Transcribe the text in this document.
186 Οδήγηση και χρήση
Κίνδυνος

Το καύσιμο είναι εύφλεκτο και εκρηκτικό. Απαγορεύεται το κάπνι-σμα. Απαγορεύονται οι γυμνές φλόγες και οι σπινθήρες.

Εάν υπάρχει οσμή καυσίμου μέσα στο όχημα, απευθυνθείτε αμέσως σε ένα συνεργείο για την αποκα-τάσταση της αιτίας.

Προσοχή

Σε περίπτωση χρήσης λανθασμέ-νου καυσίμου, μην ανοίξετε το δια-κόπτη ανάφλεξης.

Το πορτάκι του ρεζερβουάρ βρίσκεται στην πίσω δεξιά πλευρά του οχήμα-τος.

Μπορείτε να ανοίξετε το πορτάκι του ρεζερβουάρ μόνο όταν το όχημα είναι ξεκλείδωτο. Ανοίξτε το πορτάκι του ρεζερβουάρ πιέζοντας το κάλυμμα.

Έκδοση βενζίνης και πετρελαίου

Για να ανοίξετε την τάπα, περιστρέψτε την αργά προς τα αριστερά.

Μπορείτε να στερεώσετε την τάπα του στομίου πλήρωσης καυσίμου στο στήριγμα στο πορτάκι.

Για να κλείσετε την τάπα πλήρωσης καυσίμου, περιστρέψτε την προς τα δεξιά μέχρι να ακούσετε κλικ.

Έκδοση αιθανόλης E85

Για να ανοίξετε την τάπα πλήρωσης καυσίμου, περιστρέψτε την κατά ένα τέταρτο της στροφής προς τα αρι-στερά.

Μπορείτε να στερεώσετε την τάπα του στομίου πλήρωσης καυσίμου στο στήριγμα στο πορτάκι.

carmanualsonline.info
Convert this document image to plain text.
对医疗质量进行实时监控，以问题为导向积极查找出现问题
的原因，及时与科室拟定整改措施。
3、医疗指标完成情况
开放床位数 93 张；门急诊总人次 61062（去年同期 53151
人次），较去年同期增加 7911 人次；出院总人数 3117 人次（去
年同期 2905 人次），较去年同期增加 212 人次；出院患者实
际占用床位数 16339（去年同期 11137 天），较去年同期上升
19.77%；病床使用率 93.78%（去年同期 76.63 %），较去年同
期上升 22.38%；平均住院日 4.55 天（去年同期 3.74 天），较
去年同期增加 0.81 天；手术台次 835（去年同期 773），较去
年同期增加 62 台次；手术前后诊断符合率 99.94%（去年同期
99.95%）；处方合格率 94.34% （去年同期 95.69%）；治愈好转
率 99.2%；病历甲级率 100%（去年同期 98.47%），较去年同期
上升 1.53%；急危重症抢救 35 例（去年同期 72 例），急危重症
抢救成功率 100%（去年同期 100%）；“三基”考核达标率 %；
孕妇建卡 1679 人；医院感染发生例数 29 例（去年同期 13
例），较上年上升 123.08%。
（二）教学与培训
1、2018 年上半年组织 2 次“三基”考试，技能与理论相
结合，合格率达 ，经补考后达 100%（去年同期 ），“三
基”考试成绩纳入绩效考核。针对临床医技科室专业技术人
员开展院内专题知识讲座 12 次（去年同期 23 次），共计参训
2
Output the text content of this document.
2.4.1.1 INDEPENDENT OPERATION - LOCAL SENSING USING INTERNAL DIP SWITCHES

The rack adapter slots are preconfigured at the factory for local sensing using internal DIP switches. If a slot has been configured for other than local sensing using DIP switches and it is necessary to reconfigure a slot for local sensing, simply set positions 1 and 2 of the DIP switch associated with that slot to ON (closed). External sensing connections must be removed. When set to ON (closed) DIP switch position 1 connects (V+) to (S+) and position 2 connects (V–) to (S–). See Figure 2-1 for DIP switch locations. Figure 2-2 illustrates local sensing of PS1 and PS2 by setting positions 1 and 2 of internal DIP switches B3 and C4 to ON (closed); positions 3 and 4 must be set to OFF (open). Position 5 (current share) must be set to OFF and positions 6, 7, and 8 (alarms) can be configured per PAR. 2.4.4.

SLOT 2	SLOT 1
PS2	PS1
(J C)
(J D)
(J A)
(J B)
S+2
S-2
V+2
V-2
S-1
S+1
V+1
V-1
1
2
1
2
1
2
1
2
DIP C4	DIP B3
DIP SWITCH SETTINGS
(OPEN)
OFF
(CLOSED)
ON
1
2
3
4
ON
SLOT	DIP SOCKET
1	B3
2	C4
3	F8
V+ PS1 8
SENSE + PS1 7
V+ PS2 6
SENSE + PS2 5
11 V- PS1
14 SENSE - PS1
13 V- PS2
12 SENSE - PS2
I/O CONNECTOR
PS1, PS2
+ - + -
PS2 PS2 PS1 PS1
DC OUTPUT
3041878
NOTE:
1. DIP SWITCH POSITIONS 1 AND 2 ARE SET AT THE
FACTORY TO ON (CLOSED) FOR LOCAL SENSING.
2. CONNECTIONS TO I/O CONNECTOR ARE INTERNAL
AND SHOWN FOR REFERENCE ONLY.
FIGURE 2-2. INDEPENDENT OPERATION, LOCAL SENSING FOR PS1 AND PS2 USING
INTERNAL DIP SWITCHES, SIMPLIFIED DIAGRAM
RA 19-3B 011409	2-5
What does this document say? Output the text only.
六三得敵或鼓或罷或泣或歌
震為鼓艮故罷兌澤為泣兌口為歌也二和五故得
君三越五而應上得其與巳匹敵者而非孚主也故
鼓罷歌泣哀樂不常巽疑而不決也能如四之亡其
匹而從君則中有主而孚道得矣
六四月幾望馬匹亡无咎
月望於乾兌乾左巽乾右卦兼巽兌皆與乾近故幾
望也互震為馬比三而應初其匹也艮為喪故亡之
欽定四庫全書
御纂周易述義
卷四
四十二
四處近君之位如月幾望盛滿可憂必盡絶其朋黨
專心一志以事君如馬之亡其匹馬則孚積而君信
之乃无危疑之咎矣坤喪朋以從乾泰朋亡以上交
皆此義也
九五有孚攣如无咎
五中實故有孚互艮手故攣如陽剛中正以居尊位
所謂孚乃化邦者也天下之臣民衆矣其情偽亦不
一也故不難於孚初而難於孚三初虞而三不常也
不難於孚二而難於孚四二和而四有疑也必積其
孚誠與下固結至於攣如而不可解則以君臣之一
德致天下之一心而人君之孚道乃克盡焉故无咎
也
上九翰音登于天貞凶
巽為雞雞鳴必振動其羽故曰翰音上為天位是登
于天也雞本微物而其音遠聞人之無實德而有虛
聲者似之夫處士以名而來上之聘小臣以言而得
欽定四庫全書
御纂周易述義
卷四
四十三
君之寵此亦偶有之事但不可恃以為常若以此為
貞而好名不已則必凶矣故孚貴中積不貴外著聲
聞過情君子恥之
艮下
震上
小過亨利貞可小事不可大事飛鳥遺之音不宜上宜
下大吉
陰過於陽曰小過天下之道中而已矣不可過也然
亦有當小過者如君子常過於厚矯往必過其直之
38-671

- _STATED GOAL_
Repeat the records exactly, including every line.

- _RIGHT ANSWER_
Transcribe the text in this document.
186 Οδήγηση και χρήση
Κίνδυνος

Το καύσιμο είναι εύφλεκτο και εκρηκτικό. Απαγορεύεται το κάπνι-σμα. Απαγορεύονται οι γυμνές φλόγες και οι σπινθήρες.

Εάν υπάρχει οσμή καυσίμου μέσα στο όχημα, απευθυνθείτε αμέσως σε ένα συνεργείο για την αποκα-τάσταση της αιτίας.

Προσοχή

Σε περίπτωση χρήσης λανθασμέ-νου καυσίμου, μην ανοίξετε το δια-κόπτη ανάφλεξης.

Το πορτάκι του ρεζερβουάρ βρίσκεται στην πίσω δεξιά πλευρά του οχήμα-τος.

Μπορείτε να ανοίξετε το πορτάκι του ρεζερβουάρ μόνο όταν το όχημα είναι ξεκλείδωτο. Ανοίξτε το πορτάκι του ρεζερβουάρ πιέζοντας το κάλυμμα.

Έκδοση βενζίνης και πετρελαίου

Για να ανοίξετε την τάπα, περιστρέψτε την αργά προς τα αριστερά.

Μπορείτε να στερεώσετε την τάπα του στομίου πλήρωσης καυσίμου στο στήριγμα στο πορτάκι.

Για να κλείσετε την τάπα πλήρωσης καυσίμου, περιστρέψτε την προς τα δεξιά μέχρι να ακούσετε κλικ.

Έκδοση αιθανόλης E85

Για να ανοίξετε την τάπα πλήρωσης καυσίμου, περιστρέψτε την κατά ένα τέταρτο της στροφής προς τα αρι-στερά.

Μπορείτε να στερεώσετε την τάπα του στομίου πλήρωσης καυσίμου στο στήριγμα στο πορτάκι.

carmanualsonline.info
Convert this document image to plain text.
对医疗质量进行实时监控，以问题为导向积极查找出现问题
的原因，及时与科室拟定整改措施。
3、医疗指标完成情况
开放床位数 93 张；门急诊总人次 61062（去年同期 53151
人次），较去年同期增加 7911 人次；出院总人数 3117 人次（去
年同期 2905 人次），较去年同期增加 212 人次；出院患者实
际占用床位数 16339（去年同期 11137 天），较去年同期上升
19.77%；病床使用率 93.78%（去年同期 76.63 %），较去年同
期上升 22.38%；平均住院日 4.55 天（去年同期 3.74 天），较
去年同期增加 0.81 天；手术台次 835（去年同期 773），较去
年同期增加 62 台次；手术前后诊断符合率 99.94%（去年同期
99.95%）；处方合格率 94.34% （去年同期 95.69%）；治愈好转
率 99.2%；病历甲级率 100%（去年同期 98.47%），较去年同期
上升 1.53%；急危重症抢救 35 例（去年同期 72 例），急危重症
抢救成功率 100%（去年同期 100%）；“三基”考核达标率 %；
孕妇建卡 1679 人；医院感染发生例数 29 例（去年同期 13
例），较上年上升 123.08%。
（二）教学与培训
1、2018 年上半年组织 2 次“三基”考试，技能与理论相
结合，合格率达 ，经补考后达 100%（去年同期 ），“三
基”考试成绩纳入绩效考核。针对临床医技科室专业技术人
员开展院内专题知识讲座 12 次（去年同期 23 次），共计参训
2
Output the text content of this document.
2.4.1.1 INDEPENDENT OPERATION - LOCAL SENSING USING INTERNAL DIP SWITCHES

The rack adapter slots are preconfigured at the factory for local sensing using internal DIP switches. If a slot has been configured for other than local sensing using DIP switches and it is necessary to reconfigure a slot for local sensing, simply set positions 1 and 2 of the DIP switch associated with that slot to ON (closed). External sensing connections must be removed. When set to ON (closed) DIP switch position 1 connects (V+) to (S+) and position 2 connects (V–) to (S–). See Figure 2-1 for DIP switch locations. Figure 2-2 illustrates local sensing of PS1 and PS2 by setting positions 1 and 2 of internal DIP switches B3 and C4 to ON (closed); positions 3 and 4 must be set to OFF (open). Position 5 (current share) must be set to OFF and positions 6, 7, and 8 (alarms) can be configured per PAR. 2.4.4.

SLOT 2	SLOT 1
PS2	PS1
(J C)
(J D)
(J A)
(J B)
S+2
S-2
V+2
V-2
S-1
S+1
V+1
V-1
1
2
1
2
1
2
1
2
DIP C4	DIP B3
DIP SWITCH SETTINGS
(OPEN)
OFF
(CLOSED)
ON
1
2
3
4
ON
SLOT	DIP SOCKET
1	B3
2	C4
3	F8
V+ PS1 8
SENSE + PS1 7
V+ PS2 6
SENSE + PS2 5
11 V- PS1
14 SENSE - PS1
13 V- PS2
12 SENSE - PS2
I/O CONNECTOR
PS1, PS2
+ - + -
PS2 PS2 PS1 PS1
DC OUTPUT
3041878
NOTE:
1. DIP SWITCH POSITIONS 1 AND 2 ARE SET AT THE
FACTORY TO ON (CLOSED) FOR LOCAL SENSING.
2. CONNECTIONS TO I/O CONNECTOR ARE INTERNAL
AND SHOWN FOR REFERENCE ONLY.
FIGURE 2-2. INDEPENDENT OPERATION, LOCAL SENSING FOR PS1 AND PS2 USING
INTERNAL DIP SWITCHES, SIMPLIFIED DIAGRAM
RA 19-3B 011409	2-5
What does this document say? Output the text only.
六三得敵或鼓或罷或泣或歌
震為鼓艮故罷兌澤為泣兌口為歌也二和五故得
君三越五而應上得其與巳匹敵者而非孚主也故
鼓罷歌泣哀樂不常巽疑而不決也能如四之亡其
匹而從君則中有主而孚道得矣
六四月幾望馬匹亡无咎
月望於乾兌乾左巽乾右卦兼巽兌皆與乾近故幾
望也互震為馬比三而應初其匹也艮為喪故亡之
欽定四庫全書
御纂周易述義
卷四
四十二
四處近君之位如月幾望盛滿可憂必盡絶其朋黨
專心一志以事君如馬之亡其匹馬則孚積而君信
之乃无危疑之咎矣坤喪朋以從乾泰朋亡以上交
皆此義也
九五有孚攣如无咎
五中實故有孚互艮手故攣如陽剛中正以居尊位
所謂孚乃化邦者也天下之臣民衆矣其情偽亦不
一也故不難於孚初而難於孚三初虞而三不常也
不難於孚二而難於孚四二和而四有疑也必積其
孚誠與下固結至於攣如而不可解則以君臣之一
德致天下之一心而人君之孚道乃克盡焉故无咎
也
上九翰音登于天貞凶
巽為雞雞鳴必振動其羽故曰翰音上為天位是登
于天也雞本微物而其音遠聞人之無實德而有虛
聲者似之夫處士以名而來上之聘小臣以言而得
欽定四庫全書
御纂周易述義
卷四
四十三
君之寵此亦偶有之事但不可恃以為常若以此為
貞而好名不已則必凶矣故孚貴中積不貴外著聲
聞過情君子恥之
艮下
震上
小過亨利貞可小事不可大事飛鳥遺之音不宜上宜
下大吉
陰過於陽曰小過天下之道中而已矣不可過也然
亦有當小過者如君子常過於厚矯往必過其直之
38-671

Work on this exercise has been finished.